Information shown
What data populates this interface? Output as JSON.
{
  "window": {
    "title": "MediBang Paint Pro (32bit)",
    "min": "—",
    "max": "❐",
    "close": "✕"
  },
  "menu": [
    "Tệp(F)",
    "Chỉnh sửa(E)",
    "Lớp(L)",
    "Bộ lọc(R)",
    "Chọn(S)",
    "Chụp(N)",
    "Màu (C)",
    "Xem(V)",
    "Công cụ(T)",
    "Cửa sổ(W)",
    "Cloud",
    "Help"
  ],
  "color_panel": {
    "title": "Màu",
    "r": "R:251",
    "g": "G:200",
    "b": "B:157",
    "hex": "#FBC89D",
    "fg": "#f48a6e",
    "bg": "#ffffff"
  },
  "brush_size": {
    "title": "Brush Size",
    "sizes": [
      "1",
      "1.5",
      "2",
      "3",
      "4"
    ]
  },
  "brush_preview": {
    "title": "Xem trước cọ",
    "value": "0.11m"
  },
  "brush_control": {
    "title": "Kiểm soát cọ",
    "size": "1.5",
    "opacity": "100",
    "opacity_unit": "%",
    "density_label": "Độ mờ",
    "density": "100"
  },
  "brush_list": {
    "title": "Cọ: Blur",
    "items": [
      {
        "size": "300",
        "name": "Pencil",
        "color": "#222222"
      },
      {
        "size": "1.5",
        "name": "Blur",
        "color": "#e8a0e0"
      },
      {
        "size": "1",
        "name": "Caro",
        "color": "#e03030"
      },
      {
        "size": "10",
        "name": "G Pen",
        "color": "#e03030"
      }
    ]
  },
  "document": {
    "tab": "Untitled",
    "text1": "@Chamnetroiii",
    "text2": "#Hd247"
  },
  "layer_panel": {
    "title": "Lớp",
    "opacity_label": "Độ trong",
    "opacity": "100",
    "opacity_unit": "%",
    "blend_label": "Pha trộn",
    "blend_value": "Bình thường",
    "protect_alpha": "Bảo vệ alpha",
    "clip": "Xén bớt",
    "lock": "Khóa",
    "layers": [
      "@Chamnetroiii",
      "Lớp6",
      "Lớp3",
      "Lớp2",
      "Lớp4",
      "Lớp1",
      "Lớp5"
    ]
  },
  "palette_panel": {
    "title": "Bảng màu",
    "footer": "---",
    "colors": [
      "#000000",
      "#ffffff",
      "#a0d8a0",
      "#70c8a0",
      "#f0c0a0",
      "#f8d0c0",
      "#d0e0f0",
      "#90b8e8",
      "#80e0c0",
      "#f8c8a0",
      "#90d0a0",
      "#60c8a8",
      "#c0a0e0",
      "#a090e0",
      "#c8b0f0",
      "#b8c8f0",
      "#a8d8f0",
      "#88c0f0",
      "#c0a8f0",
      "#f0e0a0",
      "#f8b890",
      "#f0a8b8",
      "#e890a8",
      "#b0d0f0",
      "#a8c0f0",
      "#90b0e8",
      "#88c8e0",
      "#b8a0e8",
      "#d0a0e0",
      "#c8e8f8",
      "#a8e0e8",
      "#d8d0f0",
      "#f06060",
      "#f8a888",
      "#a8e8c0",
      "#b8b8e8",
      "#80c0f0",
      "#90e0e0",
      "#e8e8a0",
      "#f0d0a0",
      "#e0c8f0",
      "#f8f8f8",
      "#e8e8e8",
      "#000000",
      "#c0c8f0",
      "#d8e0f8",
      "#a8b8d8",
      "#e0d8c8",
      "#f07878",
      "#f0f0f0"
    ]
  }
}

What the task asks
Extract, word for word, each line of the listing above.

Task answer
What data populates this interface? Output as JSON.
{
  "window": {
    "title": "MediBang Paint Pro (32bit)",
    "min": "—",
    "max": "❐",
    "close": "✕"
  },
  "menu": [
    "Tệp(F)",
    "Chỉnh sửa(E)",
    "Lớp(L)",
    "Bộ lọc(R)",
    "Chọn(S)",
    "Chụp(N)",
    "Màu (C)",
    "Xem(V)",
    "Công cụ(T)",
    "Cửa sổ(W)",
    "Cloud",
    "Help"
  ],
  "color_panel": {
    "title": "Màu",
    "r": "R:251",
    "g": "G:200",
    "b": "B:157",
    "hex": "#FBC89D",
    "fg": "#f48a6e",
    "bg": "#ffffff"
  },
  "brush_size": {
    "title": "Brush Size",
    "sizes": [
      "1",
      "1.5",
      "2",
      "3",
      "4"
    ]
  },
  "brush_preview": {
    "title": "Xem trước cọ",
    "value": "0.11m"
  },
  "brush_control": {
    "title": "Kiểm soát cọ",
    "size": "1.5",
    "opacity": "100",
    "opacity_unit": "%",
    "density_label": "Độ mờ",
    "density": "100"
  },
  "brush_list": {
    "title": "Cọ: Blur",
    "items": [
      {
        "size": "300",
        "name": "Pencil",
        "color": "#222222"
      },
      {
        "size": "1.5",
        "name": "Blur",
        "color": "#e8a0e0"
      },
      {
        "size": "1",
        "name": "Caro",
        "color": "#e03030"
      },
      {
        "size": "10",
        "name": "G Pen",
        "color": "#e03030"
      }
    ]
  },
  "document": {
    "tab": "Untitled",
    "text1": "@Chamnetroiii",
    "text2": "#Hd247"
  },
  "layer_panel": {
    "title": "Lớp",
    "opacity_label": "Độ trong",
    "opacity": "100",
    "opacity_unit": "%",
    "blend_label": "Pha trộn",
    "blend_value": "Bình thường",
    "protect_alpha": "Bảo vệ alpha",
    "clip": "Xén bớt",
    "lock": "Khóa",
    "layers": [
      "@Chamnetroiii",
      "Lớp6",
      "Lớp3",
      "Lớp2",
      "Lớp4",
      "Lớp1",
      "Lớp5"
    ]
  },
  "palette_panel": {
    "title": "Bảng màu",
    "footer": "---",
    "colors": [
      "#000000",
      "#ffffff",
      "#a0d8a0",
      "#70c8a0",
      "#f0c0a0",
      "#f8d0c0",
      "#d0e0f0",
      "#90b8e8",
      "#80e0c0",
      "#f8c8a0",
      "#90d0a0",
      "#60c8a8",
      "#c0a0e0",
      "#a090e0",
      "#c8b0f0",
      "#b8c8f0",
      "#a8d8f0",
      "#88c0f0",
      "#c0a8f0",
      "#f0e0a0",
      "#f8b890",
      "#f0a8b8",
      "#e890a8",
      "#b0d0f0",
      "#a8c0f0",
      "#90b0e8",
      "#88c8e0",
      "#b8a0e8",
      "#d0a0e0",
      "#c8e8f8",
      "#a8e0e8",
      "#d8d0f0",
      "#f06060",
      "#f8a888",
      "#a8e8c0",
      "#b8b8e8",
      "#80c0f0",
      "#90e0e0",
      "#e8e8a0",
      "#f0d0a0",
      "#e0c8f0",
      "#f8f8f8",
      "#e8e8e8",
      "#000000",
      "#c0c8f0",
      "#d8e0f8",
      "#a8b8d8",
      "#e0d8c8",
      "#f07878",
      "#f0f0f0"
    ]
  }
}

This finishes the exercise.